━━ Passage given

I'm not entirely sure whether the list of changes should be kept in TXN
or in the global reorderbuffer object - we need to track which TXN the
change belongs to (because of transactional changes) but we also need to
discard the unnecessary changes efficiently (and walking TXN might be
expensive).
But yes, I'm sure there will be challenges. One being that tracking just
the decoded WAL stuff is not enough, because nextval() may not generate
WAL. But we still need to make sure the increment is replicated.
What I think we might do is this:
- add a global list of decoded sequence increments to ReorderBuffer
- at each commit/abort walk the list, walk the list and consider all
increments up to the commit LSN that "match" (non-transactional match
all TXNs, transactional match only the current TXN)
- replicate the last "matching" status for each sequence, discard the
processed ones
We could probably optimize this by not tracking every single increment,
but merge them "per transaction", I think.
I'm sure this description is pretty rough and will need refining, handle
various corner-cases etc.

━━━━
━━ Material

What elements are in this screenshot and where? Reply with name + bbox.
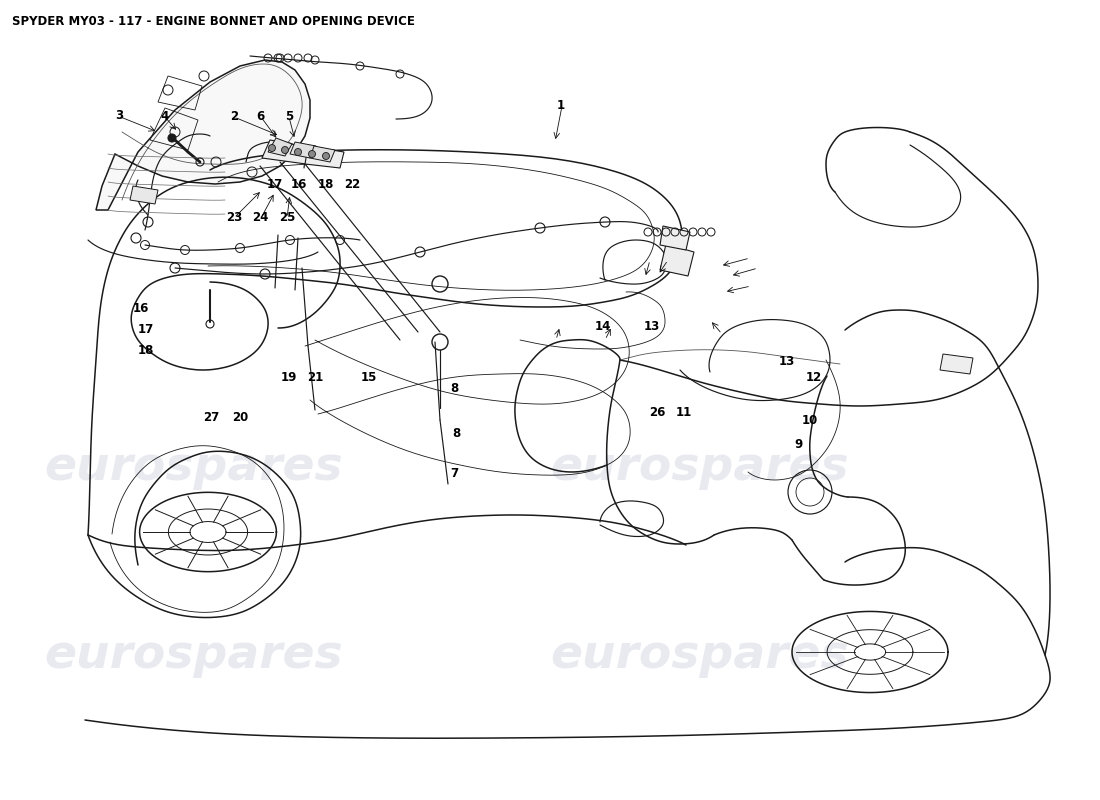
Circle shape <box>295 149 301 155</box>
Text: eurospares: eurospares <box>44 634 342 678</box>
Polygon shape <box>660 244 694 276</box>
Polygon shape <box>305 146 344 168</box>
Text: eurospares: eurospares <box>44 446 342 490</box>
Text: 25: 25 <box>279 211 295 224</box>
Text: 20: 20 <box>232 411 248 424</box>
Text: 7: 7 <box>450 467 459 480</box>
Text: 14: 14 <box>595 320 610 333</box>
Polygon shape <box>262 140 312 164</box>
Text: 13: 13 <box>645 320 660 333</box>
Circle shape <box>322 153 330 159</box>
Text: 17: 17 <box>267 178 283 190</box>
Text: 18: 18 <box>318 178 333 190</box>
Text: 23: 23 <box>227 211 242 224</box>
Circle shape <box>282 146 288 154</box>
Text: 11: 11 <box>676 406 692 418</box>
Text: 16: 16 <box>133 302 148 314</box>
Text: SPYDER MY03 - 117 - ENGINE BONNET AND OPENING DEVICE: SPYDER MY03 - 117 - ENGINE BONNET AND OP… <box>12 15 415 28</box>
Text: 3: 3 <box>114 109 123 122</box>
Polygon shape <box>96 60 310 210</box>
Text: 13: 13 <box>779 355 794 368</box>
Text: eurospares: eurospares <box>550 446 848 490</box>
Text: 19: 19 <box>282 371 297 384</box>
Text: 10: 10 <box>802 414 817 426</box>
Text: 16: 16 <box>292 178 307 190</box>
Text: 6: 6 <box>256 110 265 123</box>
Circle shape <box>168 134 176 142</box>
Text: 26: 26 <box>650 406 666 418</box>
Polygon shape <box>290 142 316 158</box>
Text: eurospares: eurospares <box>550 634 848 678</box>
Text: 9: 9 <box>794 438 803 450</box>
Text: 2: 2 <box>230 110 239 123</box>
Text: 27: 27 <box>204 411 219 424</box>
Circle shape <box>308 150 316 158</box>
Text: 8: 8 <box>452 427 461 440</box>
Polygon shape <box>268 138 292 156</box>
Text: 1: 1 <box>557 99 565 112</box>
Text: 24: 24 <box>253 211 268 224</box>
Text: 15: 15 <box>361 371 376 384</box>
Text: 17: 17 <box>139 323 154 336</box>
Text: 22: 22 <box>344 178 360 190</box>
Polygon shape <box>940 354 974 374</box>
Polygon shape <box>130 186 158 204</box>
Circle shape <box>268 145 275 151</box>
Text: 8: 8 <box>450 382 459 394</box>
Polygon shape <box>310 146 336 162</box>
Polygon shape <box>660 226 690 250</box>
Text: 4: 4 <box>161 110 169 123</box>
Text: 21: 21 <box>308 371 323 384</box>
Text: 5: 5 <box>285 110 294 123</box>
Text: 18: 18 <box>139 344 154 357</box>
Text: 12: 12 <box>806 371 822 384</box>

━━━━
━━ Material

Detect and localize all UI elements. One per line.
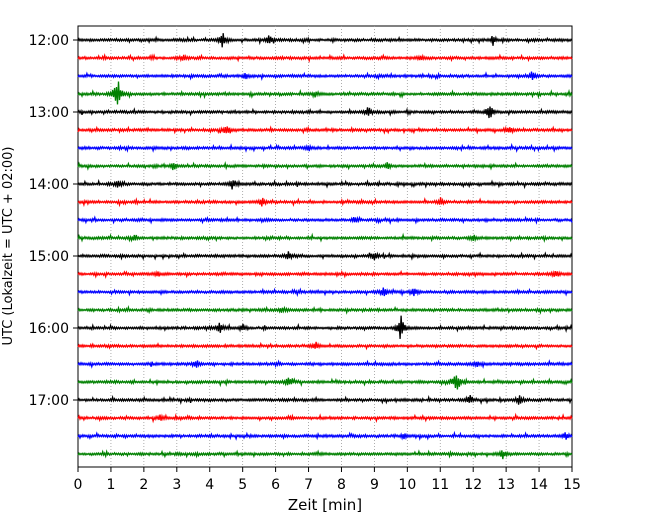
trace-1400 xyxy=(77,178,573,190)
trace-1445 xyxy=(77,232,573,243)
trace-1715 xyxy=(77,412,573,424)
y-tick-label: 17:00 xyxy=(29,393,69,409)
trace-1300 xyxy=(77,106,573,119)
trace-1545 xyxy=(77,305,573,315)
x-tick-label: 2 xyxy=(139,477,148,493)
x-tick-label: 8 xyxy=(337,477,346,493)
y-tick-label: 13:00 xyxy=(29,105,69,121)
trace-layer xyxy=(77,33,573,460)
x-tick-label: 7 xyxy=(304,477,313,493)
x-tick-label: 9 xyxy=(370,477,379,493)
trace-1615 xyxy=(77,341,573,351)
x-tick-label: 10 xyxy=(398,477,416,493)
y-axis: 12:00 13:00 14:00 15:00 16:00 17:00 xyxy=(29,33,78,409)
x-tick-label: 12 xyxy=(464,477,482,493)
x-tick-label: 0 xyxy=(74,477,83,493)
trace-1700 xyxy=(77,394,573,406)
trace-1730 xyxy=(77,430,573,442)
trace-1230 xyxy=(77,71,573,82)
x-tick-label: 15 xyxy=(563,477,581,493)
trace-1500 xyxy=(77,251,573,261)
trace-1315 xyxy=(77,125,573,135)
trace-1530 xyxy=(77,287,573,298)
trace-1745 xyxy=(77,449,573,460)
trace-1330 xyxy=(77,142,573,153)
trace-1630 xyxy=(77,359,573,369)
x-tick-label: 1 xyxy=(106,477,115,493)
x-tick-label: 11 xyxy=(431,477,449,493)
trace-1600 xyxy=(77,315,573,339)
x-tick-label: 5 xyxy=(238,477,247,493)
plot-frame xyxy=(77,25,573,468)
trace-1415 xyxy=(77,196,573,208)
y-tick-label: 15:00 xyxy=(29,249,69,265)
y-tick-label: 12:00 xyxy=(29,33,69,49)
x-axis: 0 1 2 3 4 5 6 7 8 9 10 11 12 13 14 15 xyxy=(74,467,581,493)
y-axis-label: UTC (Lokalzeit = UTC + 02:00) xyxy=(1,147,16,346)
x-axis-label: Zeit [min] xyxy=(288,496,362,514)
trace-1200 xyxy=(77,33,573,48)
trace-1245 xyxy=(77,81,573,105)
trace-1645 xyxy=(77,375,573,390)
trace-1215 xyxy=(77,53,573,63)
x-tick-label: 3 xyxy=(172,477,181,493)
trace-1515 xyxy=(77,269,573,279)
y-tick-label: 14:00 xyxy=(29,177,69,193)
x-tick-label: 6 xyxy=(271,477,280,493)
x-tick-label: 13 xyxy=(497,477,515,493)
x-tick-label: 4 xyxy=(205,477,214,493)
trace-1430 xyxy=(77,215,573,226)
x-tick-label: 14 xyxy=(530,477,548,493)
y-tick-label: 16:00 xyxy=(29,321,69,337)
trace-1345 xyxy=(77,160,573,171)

━━━━

*To be done*.
(a) According to the passage on replicating sequence increments, why is tracking only the decoded WAL not enough?
(b) Resume the passage on replicating sequence increments, picking up after its final sentence.
The records have nothing to do with the text.

*Final results*.
(a) Because nextval() may not generate WAL, yet the increment still has to be replicated.

(b)
>>> For the transactional case, as we are considering the create sequence
>>> operation as transactional, we would unnecessarily queue them even
>>> though that is not required. Basically, they don't need to be
>>> considered transactional and we can simply ignore such messages like
>>> other DDLs. But for that probably we need to distinguish Alter/Create
>>> case which may or may not be straightforward. Now, queuing them is
>>> probably harmless unless it causes the transaction to spill/stream.
>>>
>>
>> I'm not sure I follow. Why would we queue them unnecessarily?
>>
>> Also, there's the bug with decoding changes in transactions that create
>> the sequence and add it to a publication. I think the agreement was that
>> this behavior was incorrect, we should not decode changes until the
>> subscription is refreshed. Doesn't that mean can't be any CREATE case,
>> just ALTER?
>>
>
> Yeah, but how will we distinguish them. Aren't they using the same
> kind of WAL record?
>
Same WAL record, but the "created" flag which should distinguish these
two cases, IIRC.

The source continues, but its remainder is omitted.